● **EXERCISE INSTRUCTIONS**: The records should be written out in full, with nothing altered.

============================================================

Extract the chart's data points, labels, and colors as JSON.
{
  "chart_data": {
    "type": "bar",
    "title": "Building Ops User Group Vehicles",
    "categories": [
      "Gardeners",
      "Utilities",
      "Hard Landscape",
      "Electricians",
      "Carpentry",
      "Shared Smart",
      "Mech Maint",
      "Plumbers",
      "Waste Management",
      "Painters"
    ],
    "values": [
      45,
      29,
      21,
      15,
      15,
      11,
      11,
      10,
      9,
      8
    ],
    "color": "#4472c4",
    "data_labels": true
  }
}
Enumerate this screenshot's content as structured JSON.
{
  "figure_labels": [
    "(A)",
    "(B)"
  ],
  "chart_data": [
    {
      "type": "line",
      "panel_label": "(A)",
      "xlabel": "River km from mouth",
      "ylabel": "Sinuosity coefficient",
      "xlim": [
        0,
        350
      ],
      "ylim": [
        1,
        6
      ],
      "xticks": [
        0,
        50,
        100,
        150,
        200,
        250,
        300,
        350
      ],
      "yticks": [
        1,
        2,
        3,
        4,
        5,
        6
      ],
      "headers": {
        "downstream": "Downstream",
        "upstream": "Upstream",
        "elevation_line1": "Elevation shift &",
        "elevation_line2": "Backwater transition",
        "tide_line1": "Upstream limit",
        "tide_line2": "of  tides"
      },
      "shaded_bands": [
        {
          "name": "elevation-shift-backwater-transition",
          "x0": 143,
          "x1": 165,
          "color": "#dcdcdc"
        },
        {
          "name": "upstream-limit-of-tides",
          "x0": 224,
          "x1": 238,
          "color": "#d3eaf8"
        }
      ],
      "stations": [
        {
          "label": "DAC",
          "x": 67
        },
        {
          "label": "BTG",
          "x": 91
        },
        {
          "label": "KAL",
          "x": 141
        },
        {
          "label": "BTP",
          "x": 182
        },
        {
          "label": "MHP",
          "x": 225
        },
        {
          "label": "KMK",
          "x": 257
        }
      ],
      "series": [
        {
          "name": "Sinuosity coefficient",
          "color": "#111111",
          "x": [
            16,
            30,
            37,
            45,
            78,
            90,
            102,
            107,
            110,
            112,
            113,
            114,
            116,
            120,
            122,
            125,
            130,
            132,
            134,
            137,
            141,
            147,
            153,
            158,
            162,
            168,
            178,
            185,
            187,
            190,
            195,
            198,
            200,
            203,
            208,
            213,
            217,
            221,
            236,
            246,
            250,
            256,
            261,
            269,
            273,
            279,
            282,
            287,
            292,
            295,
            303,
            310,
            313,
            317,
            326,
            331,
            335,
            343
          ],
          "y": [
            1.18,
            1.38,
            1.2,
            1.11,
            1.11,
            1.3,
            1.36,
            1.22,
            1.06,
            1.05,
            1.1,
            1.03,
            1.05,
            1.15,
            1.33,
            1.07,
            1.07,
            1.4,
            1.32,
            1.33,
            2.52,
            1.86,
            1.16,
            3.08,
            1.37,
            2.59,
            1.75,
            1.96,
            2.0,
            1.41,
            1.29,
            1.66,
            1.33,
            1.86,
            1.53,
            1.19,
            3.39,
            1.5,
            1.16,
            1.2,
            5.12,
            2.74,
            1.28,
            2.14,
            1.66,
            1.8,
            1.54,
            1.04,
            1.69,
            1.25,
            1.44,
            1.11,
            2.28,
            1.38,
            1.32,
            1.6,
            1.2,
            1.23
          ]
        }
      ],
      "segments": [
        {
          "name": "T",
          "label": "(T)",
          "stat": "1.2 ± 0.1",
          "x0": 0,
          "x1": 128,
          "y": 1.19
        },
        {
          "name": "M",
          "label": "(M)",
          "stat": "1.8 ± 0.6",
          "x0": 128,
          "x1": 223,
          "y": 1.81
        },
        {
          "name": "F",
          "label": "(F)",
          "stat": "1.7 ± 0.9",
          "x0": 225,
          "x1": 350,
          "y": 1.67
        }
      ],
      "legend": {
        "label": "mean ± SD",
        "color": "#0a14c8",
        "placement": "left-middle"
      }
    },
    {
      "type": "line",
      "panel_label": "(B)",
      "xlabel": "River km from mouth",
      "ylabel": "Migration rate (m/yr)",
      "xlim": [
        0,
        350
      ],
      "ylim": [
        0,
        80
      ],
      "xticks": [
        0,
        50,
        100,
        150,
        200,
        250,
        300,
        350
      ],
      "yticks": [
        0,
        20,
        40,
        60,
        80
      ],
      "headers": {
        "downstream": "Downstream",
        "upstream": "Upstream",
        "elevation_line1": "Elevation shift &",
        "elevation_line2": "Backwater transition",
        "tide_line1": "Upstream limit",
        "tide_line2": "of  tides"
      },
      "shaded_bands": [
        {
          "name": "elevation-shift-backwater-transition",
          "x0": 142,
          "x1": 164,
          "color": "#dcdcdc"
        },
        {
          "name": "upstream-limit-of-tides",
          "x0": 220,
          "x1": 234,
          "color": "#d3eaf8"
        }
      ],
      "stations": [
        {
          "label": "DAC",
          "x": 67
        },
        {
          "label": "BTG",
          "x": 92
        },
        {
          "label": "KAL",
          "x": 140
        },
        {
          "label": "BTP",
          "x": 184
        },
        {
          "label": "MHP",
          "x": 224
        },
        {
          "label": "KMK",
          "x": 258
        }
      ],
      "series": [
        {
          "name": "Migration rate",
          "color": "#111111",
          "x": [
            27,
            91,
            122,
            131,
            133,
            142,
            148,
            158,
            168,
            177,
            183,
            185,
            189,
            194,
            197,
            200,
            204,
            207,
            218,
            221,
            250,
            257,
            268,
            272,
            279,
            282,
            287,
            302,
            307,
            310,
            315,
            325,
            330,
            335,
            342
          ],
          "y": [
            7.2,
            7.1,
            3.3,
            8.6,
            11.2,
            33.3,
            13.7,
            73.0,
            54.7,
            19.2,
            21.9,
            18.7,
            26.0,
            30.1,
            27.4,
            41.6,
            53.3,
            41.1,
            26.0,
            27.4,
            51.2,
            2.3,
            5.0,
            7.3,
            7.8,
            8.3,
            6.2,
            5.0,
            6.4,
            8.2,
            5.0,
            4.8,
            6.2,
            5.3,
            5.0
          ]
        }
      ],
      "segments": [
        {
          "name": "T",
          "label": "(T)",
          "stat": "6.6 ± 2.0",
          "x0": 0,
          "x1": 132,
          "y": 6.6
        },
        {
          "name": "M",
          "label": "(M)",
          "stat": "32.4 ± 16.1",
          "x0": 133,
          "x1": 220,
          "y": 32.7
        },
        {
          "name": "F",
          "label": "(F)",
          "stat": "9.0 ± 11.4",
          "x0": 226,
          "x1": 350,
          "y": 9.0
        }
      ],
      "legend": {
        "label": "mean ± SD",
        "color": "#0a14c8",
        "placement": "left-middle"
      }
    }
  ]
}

============================================================

● **THE COMPLETED TASK**:
Extract the chart's data points, labels, and colors as JSON.
{
  "chart_data": {
    "type": "bar",
    "title": "Building Ops User Group Vehicles",
    "categories": [
      "Gardeners",
      "Utilities",
      "Hard Landscape",
      "Electricians",
      "Carpentry",
      "Shared Smart",
      "Mech Maint",
      "Plumbers",
      "Waste Management",
      "Painters"
    ],
    "values": [
      45,
      29,
      21,
      15,
      15,
      11,
      11,
      10,
      9,
      8
    ],
    "color": "#4472c4",
    "data_labels": true
  }
}
Enumerate this screenshot's content as structured JSON.
{
  "figure_labels": [
    "(A)",
    "(B)"
  ],
  "chart_data": [
    {
      "type": "line",
      "panel_label": "(A)",
      "xlabel": "River km from mouth",
      "ylabel": "Sinuosity coefficient",
      "xlim": [
        0,
        350
      ],
      "ylim": [
        1,
        6
      ],
      "xticks": [
        0,
        50,
        100,
        150,
        200,
        250,
        300,
        350
      ],
      "yticks": [
        1,
        2,
        3,
        4,
        5,
        6
      ],
      "headers": {
        "downstream": "Downstream",
        "upstream": "Upstream",
        "elevation_line1": "Elevation shift &",
        "elevation_line2": "Backwater transition",
        "tide_line1": "Upstream limit",
        "tide_line2": "of  tides"
      },
      "shaded_bands": [
        {
          "name": "elevation-shift-backwater-transition",
          "x0": 143,
          "x1": 165,
          "color": "#dcdcdc"
        },
        {
          "name": "upstream-limit-of-tides",
          "x0": 224,
          "x1": 238,
          "color": "#d3eaf8"
        }
      ],
      "stations": [
        {
          "label": "DAC",
          "x": 67
        },
        {
          "label": "BTG",
          "x": 91
        },
        {
          "label": "KAL",
          "x": 141
        },
        {
          "label": "BTP",
          "x": 182
        },
        {
          "label": "MHP",
          "x": 225
        },
        {
          "label": "KMK",
          "x": 257
        }
      ],
      "series": [
        {
          "name": "Sinuosity coefficient",
          "color": "#111111",
          "x": [
            16,
            30,
            37,
            45,
            78,
            90,
            102,
            107,
            110,
            112,
            113,
            114,
            116,
            120,
            122,
            125,
            130,
            132,
            134,
            137,
            141,
            147,
            153,
            158,
            162,
            168,
            178,
            185,
            187,
            190,
            195,
            198,
            200,
            203,
            208,
            213,
            217,
            221,
            236,
            246,
            250,
            256,
            261,
            269,
            273,
            279,
            282,
            287,
            292,
            295,
            303,
            310,
            313,
            317,
            326,
            331,
            335,
            343
          ],
          "y": [
            1.18,
            1.38,
            1.2,
            1.11,
            1.11,
            1.3,
            1.36,
            1.22,
            1.06,
            1.05,
            1.1,
            1.03,
            1.05,
            1.15,
            1.33,
            1.07,
            1.07,
            1.4,
            1.32,
            1.33,
            2.52,
            1.86,
            1.16,
            3.08,
            1.37,
            2.59,
            1.75,
            1.96,
            2.0,
            1.41,
            1.29,
            1.66,
            1.33,
            1.86,
            1.53,
            1.19,
            3.39,
            1.5,
            1.16,
            1.2,
            5.12,
            2.74,
            1.28,
            2.14,
            1.66,
            1.8,
            1.54,
            1.04,
            1.69,
            1.25,
            1.44,
            1.11,
            2.28,
            1.38,
            1.32,
            1.6,
            1.2,
            1.23
          ]
        }
      ],
      "segments": [
        {
          "name": "T",
          "label": "(T)",
          "stat": "1.2 ± 0.1",
          "x0": 0,
          "x1": 128,
          "y": 1.19
        },
        {
          "name": "M",
          "label": "(M)",
          "stat": "1.8 ± 0.6",
          "x0": 128,
          "x1": 223,
          "y": 1.81
        },
        {
          "name": "F",
          "label": "(F)",
          "stat": "1.7 ± 0.9",
          "x0": 225,
          "x1": 350,
          "y": 1.67
        }
      ],
      "legend": {
        "label": "mean ± SD",
        "color": "#0a14c8",
        "placement": "left-middle"
      }
    },
    {
      "type": "line",
      "panel_label": "(B)",
      "xlabel": "River km from mouth",
      "ylabel": "Migration rate (m/yr)",
      "xlim": [
        0,
        350
      ],
      "ylim": [
        0,
        80
      ],
      "xticks": [
        0,
        50,
        100,
        150,
        200,
        250,
        300,
        350
      ],
      "yticks": [
        0,
        20,
        40,
        60,
        80
      ],
      "headers": {
        "downstream": "Downstream",
        "upstream": "Upstream",
        "elevation_line1": "Elevation shift &",
        "elevation_line2": "Backwater transition",
        "tide_line1": "Upstream limit",
        "tide_line2": "of  tides"
      },
      "shaded_bands": [
        {
          "name": "elevation-shift-backwater-transition",
          "x0": 142,
          "x1": 164,
          "color": "#dcdcdc"
        },
        {
          "name": "upstream-limit-of-tides",
          "x0": 220,
          "x1": 234,
          "color": "#d3eaf8"
        }
      ],
      "stations": [
        {
          "label": "DAC",
          "x": 67
        },
        {
          "label": "BTG",
          "x": 92
        },
        {
          "label": "KAL",
          "x": 140
        },
        {
          "label": "BTP",
          "x": 184
        },
        {
          "label": "MHP",
          "x": 224
        },
        {
          "label": "KMK",
          "x": 258
        }
      ],
      "series": [
        {
          "name": "Migration rate",
          "color": "#111111",
          "x": [
            27,
            91,
            122,
            131,
            133,
            142,
            148,
            158,
            168,
            177,
            183,
            185,
            189,
            194,
            197,
            200,
            204,
            207,
            218,
            221,
            250,
            257,
            268,
            272,
            279,
            282,
            287,
            302,
            307,
            310,
            315,
            325,
            330,
            335,
            342
          ],
          "y": [
            7.2,
            7.1,
            3.3,
            8.6,
            11.2,
            33.3,
            13.7,
            73.0,
            54.7,
            19.2,
            21.9,
            18.7,
            26.0,
            30.1,
            27.4,
            41.6,
            53.3,
            41.1,
            26.0,
            27.4,
            51.2,
            2.3,
            5.0,
            7.3,
            7.8,
            8.3,
            6.2,
            5.0,
            6.4,
            8.2,
            5.0,
            4.8,
            6.2,
            5.3,
            5.0
          ]
        }
      ],
      "segments": [
        {
          "name": "T",
          "label": "(T)",
          "stat": "6.6 ± 2.0",
          "x0": 0,
          "x1": 132,
          "y": 6.6
        },
        {
          "name": "M",
          "label": "(M)",
          "stat": "32.4 ± 16.1",
          "x0": 133,
          "x1": 220,
          "y": 32.7
        },
        {
          "name": "F",
          "label": "(F)",
          "stat": "9.0 ± 11.4",
          "x0": 226,
          "x1": 350,
          "y": 9.0
        }
      ],
      "legend": {
        "label": "mean ± SD",
        "color": "#0a14c8",
        "placement": "left-middle"
      }
    }
  ]
}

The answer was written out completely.